__Aim of the exercise__
Transcribe the listing exactly, leaving out every picture.

Part of a data file:

============================================================

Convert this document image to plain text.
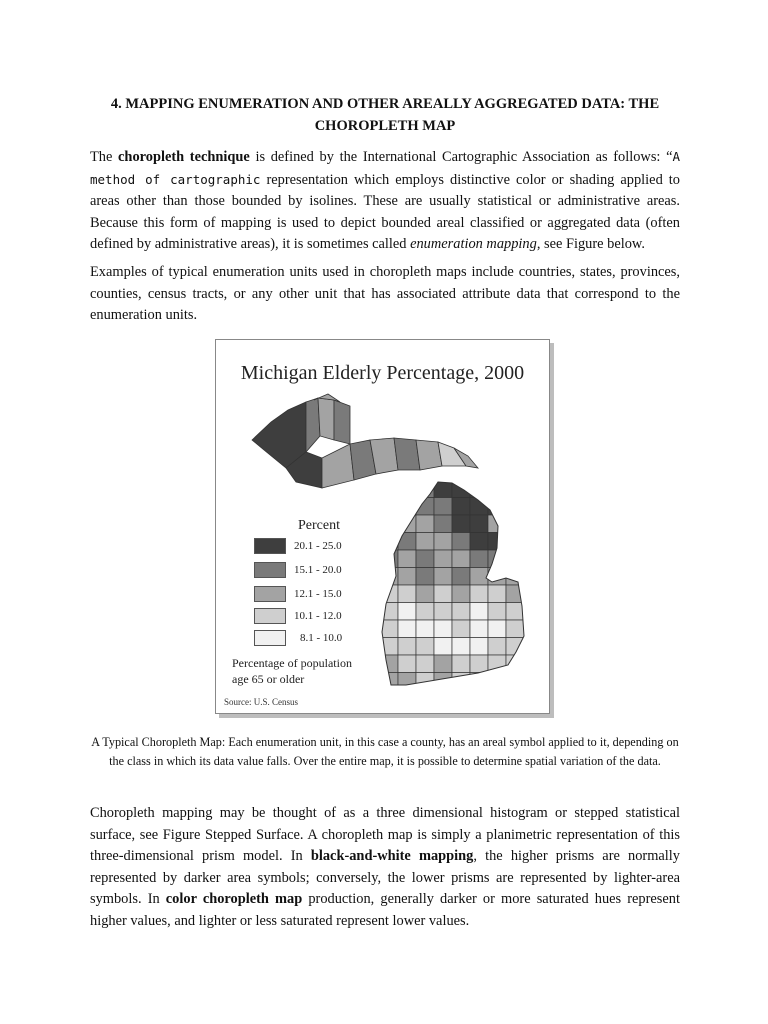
4. MAPPING ENUMERATION AND OTHER AREALLY AGGREGATED DATA: THE
CHOROPLETH MAP

The choropleth technique is defined by the International Cartographic Association as follows: “A method of cartographic representation which employs distinctive color or shading applied to areas other than those bounded by isolines. These are usually statistical or administrative areas. Because this form of mapping is used to depict bounded areal classified or aggregated data (often defined by administrative areas), it is sometimes called enumeration mapping, see Figure below.

Examples of typical enumeration units used in choropleth maps include countries, states, provinces, counties, census tracts, or any other unit that has associated attribute data that correspond to the enumeration units.

Michigan Elderly Percentage, 2000
Percent
20.1 - 25.0
15.1 - 20.0
12.1 - 15.0
10.1 - 12.0
8.1 - 10.0
Percentage of population
age 65 or older
Source: U.S. Census
A Typical Choropleth Map: Each enumeration unit, in this case a county, has an areal symbol applied to it, depending on the class in which its data value falls. Over the entire map, it is possible to determine spatial variation of the data.

Choropleth mapping may be thought of as a three dimensional histogram or stepped statistical surface, see Figure Stepped Surface. A choropleth map is simply a planimetric representation of this three-dimensional prism model. In black-and-white mapping, the higher prisms are normally represented by darker area symbols; conversely, the lower prisms are represented by lighter-area symbols. In color choropleth map production, generally darker or more saturated hues represent higher values, and lighter or less saturated represent lower values.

============================================================

__Full output__
Convert this document image to plain text.
4. MAPPING ENUMERATION AND OTHER AREALLY AGGREGATED DATA: THE
CHOROPLETH MAP

The choropleth technique is defined by the International Cartographic Association as follows: “A method of cartographic representation which employs distinctive color or shading applied to areas other than those bounded by isolines. These are usually statistical or administrative areas. Because this form of mapping is used to depict bounded areal classified or aggregated data (often defined by administrative areas), it is sometimes called enumeration mapping, see Figure below.

Examples of typical enumeration units used in choropleth maps include countries, states, provinces, counties, census tracts, or any other unit that has associated attribute data that correspond to the enumeration units.

Michigan Elderly Percentage, 2000
Percent
20.1 - 25.0
15.1 - 20.0
12.1 - 15.0
10.1 - 12.0
8.1 - 10.0
Percentage of population
age 65 or older
Source: U.S. Census
A Typical Choropleth Map: Each enumeration unit, in this case a county, has an areal symbol applied to it, depending on the class in which its data value falls. Over the entire map, it is possible to determine spatial variation of the data.

Choropleth mapping may be thought of as a three dimensional histogram or stepped statistical surface, see Figure Stepped Surface. A choropleth map is simply a planimetric representation of this three-dimensional prism model. In black-and-white mapping, the higher prisms are normally represented by darker area symbols; conversely, the lower prisms are represented by lighter-area symbols. In color choropleth map production, generally darker or more saturated hues represent higher values, and lighter or less saturated represent lower values.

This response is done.